Problem to solve> Restate the records below word for word.

Given data>

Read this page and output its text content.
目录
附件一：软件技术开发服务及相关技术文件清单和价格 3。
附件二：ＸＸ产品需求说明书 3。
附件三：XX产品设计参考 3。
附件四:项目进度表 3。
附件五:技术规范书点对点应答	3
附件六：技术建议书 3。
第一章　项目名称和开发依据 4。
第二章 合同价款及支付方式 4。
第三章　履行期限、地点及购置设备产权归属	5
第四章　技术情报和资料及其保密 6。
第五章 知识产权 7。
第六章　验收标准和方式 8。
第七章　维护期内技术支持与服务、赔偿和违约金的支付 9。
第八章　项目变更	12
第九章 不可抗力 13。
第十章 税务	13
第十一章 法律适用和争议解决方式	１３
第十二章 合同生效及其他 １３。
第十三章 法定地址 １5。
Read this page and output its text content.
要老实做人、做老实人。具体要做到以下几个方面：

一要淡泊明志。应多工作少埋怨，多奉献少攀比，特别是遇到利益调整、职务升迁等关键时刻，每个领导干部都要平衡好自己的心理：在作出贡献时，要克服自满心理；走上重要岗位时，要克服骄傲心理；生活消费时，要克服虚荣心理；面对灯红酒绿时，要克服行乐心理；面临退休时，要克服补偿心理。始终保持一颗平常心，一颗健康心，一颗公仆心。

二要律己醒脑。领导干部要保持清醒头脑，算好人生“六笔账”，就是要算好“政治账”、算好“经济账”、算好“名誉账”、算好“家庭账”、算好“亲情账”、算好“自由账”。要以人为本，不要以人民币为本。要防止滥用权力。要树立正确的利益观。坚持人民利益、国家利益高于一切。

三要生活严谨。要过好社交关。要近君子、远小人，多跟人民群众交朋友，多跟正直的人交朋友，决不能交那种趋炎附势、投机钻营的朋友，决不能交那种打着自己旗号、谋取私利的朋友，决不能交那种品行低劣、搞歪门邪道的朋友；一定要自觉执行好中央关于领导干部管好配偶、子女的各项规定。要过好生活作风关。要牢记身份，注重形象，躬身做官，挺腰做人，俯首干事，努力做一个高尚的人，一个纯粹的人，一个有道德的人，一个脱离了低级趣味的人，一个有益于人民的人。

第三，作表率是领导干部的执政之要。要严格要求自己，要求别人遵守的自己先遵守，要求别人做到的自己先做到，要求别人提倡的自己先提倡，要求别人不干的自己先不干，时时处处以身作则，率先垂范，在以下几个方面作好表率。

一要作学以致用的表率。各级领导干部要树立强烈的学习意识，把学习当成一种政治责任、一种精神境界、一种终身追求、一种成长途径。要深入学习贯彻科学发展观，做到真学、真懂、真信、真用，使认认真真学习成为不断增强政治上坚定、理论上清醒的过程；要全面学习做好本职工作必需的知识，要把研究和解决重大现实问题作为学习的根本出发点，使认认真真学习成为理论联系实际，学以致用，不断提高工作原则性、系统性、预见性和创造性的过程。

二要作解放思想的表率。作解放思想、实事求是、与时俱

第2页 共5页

Answer in full>
Read this page and output its text content.
目录
附件一：软件技术开发服务及相关技术文件清单和价格 3。
附件二：ＸＸ产品需求说明书 3。
附件三：XX产品设计参考 3。
附件四:项目进度表 3。
附件五:技术规范书点对点应答	3
附件六：技术建议书 3。
第一章　项目名称和开发依据 4。
第二章 合同价款及支付方式 4。
第三章　履行期限、地点及购置设备产权归属	5
第四章　技术情报和资料及其保密 6。
第五章 知识产权 7。
第六章　验收标准和方式 8。
第七章　维护期内技术支持与服务、赔偿和违约金的支付 9。
第八章　项目变更	12
第九章 不可抗力 13。
第十章 税务	13
第十一章 法律适用和争议解决方式	１３
第十二章 合同生效及其他 １３。
第十三章 法定地址 １5。
Read this page and output its text content.
要老实做人、做老实人。具体要做到以下几个方面：

一要淡泊明志。应多工作少埋怨，多奉献少攀比，特别是遇到利益调整、职务升迁等关键时刻，每个领导干部都要平衡好自己的心理：在作出贡献时，要克服自满心理；走上重要岗位时，要克服骄傲心理；生活消费时，要克服虚荣心理；面对灯红酒绿时，要克服行乐心理；面临退休时，要克服补偿心理。始终保持一颗平常心，一颗健康心，一颗公仆心。

二要律己醒脑。领导干部要保持清醒头脑，算好人生“六笔账”，就是要算好“政治账”、算好“经济账”、算好“名誉账”、算好“家庭账”、算好“亲情账”、算好“自由账”。要以人为本，不要以人民币为本。要防止滥用权力。要树立正确的利益观。坚持人民利益、国家利益高于一切。

三要生活严谨。要过好社交关。要近君子、远小人，多跟人民群众交朋友，多跟正直的人交朋友，决不能交那种趋炎附势、投机钻营的朋友，决不能交那种打着自己旗号、谋取私利的朋友，决不能交那种品行低劣、搞歪门邪道的朋友；一定要自觉执行好中央关于领导干部管好配偶、子女的各项规定。要过好生活作风关。要牢记身份，注重形象，躬身做官，挺腰做人，俯首干事，努力做一个高尚的人，一个纯粹的人，一个有道德的人，一个脱离了低级趣味的人，一个有益于人民的人。

第三，作表率是领导干部的执政之要。要严格要求自己，要求别人遵守的自己先遵守，要求别人做到的自己先做到，要求别人提倡的自己先提倡，要求别人不干的自己先不干，时时处处以身作则，率先垂范，在以下几个方面作好表率。

一要作学以致用的表率。各级领导干部要树立强烈的学习意识，把学习当成一种政治责任、一种精神境界、一种终身追求、一种成长途径。要深入学习贯彻科学发展观，做到真学、真懂、真信、真用，使认认真真学习成为不断增强政治上坚定、理论上清醒的过程；要全面学习做好本职工作必需的知识，要把研究和解决重大现实问题作为学习的根本出发点，使认认真真学习成为理论联系实际，学以致用，不断提高工作原则性、系统性、预见性和创造性的过程。

二要作解放思想的表率。作解放思想、实事求是、与时俱

第2页 共5页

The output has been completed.